▶ **WHAT TO DO**
Filter the data below and keep only the lines that contain the string "currents".

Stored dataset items
= = = =
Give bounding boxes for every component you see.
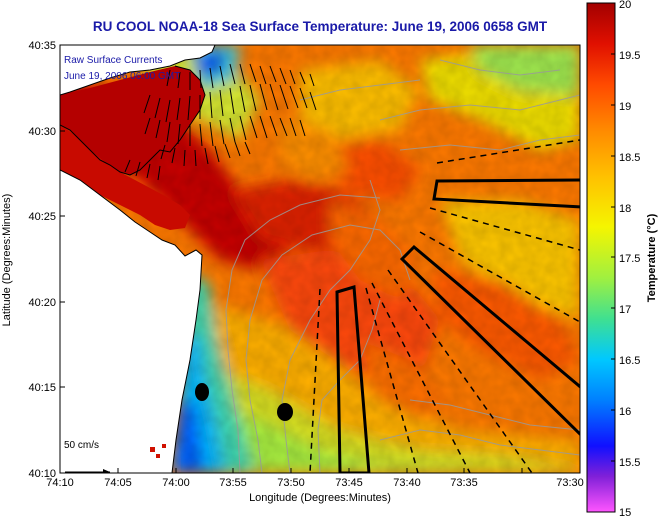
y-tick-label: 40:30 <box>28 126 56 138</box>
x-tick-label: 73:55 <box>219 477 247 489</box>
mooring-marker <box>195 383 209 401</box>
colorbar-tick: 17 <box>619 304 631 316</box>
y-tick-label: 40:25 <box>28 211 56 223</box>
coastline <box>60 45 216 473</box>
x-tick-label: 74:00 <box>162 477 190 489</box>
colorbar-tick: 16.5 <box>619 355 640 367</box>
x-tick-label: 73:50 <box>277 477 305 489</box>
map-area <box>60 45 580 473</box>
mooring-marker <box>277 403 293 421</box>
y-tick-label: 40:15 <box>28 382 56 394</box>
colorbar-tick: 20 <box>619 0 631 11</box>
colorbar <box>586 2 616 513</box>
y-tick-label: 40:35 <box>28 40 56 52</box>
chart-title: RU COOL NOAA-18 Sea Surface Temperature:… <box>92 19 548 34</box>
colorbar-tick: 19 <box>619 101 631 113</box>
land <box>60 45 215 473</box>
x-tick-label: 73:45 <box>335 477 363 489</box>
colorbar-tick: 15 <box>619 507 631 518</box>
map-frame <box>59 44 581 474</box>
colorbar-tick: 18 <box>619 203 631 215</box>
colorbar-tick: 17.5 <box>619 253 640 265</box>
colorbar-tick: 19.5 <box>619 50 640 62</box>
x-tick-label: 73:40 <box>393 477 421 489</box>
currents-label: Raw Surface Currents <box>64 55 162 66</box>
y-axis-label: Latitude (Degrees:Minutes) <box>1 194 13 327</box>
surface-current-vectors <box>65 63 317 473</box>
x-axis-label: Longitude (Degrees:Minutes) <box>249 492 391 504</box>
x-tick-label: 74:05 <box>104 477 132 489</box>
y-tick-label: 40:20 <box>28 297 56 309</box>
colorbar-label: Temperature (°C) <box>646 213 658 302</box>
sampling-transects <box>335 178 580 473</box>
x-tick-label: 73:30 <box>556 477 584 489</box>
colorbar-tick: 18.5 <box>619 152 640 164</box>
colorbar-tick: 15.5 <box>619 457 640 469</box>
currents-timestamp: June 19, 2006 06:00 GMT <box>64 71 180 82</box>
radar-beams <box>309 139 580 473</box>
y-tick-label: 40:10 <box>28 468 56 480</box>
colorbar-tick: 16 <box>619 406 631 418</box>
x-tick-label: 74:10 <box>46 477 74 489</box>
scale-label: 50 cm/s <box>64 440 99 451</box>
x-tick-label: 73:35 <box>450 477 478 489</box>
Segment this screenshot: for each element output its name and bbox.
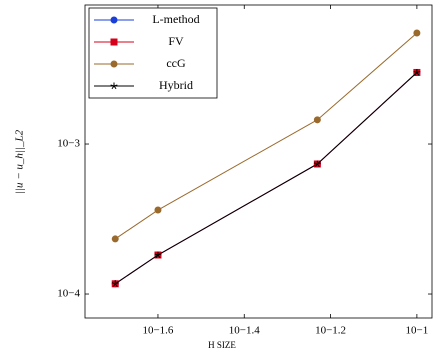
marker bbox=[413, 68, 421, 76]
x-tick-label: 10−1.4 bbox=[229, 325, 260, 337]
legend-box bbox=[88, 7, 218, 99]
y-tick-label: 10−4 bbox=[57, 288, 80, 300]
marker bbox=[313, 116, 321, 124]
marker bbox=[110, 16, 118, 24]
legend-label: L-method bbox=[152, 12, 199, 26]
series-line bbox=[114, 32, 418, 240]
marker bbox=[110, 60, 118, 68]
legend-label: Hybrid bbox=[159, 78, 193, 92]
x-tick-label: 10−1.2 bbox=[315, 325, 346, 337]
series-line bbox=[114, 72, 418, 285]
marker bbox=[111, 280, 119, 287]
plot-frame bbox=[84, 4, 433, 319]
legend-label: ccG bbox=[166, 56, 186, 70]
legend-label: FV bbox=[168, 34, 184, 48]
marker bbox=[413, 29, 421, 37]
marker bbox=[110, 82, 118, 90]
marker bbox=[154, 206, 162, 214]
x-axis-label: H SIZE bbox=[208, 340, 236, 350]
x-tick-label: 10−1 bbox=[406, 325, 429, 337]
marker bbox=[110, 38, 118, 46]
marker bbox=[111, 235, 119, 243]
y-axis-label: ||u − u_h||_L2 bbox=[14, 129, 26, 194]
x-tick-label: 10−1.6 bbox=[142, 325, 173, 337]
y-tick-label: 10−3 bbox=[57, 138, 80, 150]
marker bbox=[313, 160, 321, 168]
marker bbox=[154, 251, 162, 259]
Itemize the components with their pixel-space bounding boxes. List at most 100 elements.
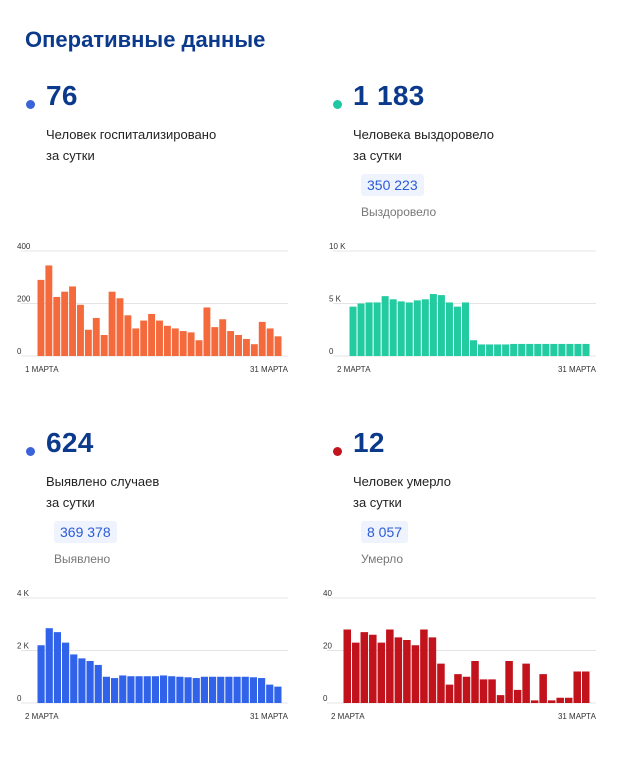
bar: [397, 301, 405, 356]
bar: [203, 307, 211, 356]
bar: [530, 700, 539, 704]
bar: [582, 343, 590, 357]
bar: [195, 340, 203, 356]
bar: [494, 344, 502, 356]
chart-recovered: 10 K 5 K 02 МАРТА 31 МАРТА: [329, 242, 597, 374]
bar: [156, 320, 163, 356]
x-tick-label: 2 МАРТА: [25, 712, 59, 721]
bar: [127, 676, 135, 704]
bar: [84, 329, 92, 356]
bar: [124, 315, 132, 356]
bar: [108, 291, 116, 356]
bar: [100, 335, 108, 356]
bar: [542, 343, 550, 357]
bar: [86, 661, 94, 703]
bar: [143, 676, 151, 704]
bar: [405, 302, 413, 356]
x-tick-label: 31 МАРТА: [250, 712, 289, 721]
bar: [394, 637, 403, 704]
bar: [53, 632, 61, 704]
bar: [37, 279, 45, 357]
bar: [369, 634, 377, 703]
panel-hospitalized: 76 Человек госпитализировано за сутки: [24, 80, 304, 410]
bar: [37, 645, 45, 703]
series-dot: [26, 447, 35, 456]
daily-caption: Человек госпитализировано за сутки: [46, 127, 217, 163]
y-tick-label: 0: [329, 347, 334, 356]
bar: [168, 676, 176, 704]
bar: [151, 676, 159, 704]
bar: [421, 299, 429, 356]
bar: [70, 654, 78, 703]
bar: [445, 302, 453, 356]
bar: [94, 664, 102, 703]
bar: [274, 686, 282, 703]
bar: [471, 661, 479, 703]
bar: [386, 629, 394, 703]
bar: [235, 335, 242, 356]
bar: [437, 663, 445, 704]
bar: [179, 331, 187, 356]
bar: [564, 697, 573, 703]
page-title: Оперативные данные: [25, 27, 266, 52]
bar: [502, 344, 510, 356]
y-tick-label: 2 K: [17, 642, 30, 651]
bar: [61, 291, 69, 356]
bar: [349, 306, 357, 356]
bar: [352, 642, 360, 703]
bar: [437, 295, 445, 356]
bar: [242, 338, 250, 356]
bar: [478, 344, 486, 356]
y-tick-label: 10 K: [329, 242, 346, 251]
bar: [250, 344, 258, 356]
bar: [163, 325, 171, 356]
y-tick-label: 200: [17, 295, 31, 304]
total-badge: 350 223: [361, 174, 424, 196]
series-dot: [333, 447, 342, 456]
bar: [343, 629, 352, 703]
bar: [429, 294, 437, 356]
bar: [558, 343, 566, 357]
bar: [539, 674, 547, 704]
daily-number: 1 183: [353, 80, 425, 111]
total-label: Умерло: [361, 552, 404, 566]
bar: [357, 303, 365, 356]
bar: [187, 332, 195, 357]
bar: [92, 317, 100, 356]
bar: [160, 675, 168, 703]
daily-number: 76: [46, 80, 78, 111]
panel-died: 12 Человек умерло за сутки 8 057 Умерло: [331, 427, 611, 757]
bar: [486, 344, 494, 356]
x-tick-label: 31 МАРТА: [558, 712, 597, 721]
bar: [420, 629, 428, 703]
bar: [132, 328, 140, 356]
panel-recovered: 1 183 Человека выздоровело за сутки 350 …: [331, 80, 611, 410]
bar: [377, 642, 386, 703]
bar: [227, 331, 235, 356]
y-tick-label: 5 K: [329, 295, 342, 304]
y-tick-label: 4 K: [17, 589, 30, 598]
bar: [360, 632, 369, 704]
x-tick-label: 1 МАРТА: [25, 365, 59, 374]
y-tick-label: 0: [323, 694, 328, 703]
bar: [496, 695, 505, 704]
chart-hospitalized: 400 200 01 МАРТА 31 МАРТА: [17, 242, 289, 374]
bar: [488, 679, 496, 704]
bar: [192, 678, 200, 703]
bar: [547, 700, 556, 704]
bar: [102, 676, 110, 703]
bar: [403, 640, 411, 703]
= = = =
▶ **CORRECT OUTPUT**
currents-label: Raw Surface Currents <box>64 55 162 66</box>
currents-timestamp: June 19, 2006 06:00 GMT <box>64 71 180 82</box>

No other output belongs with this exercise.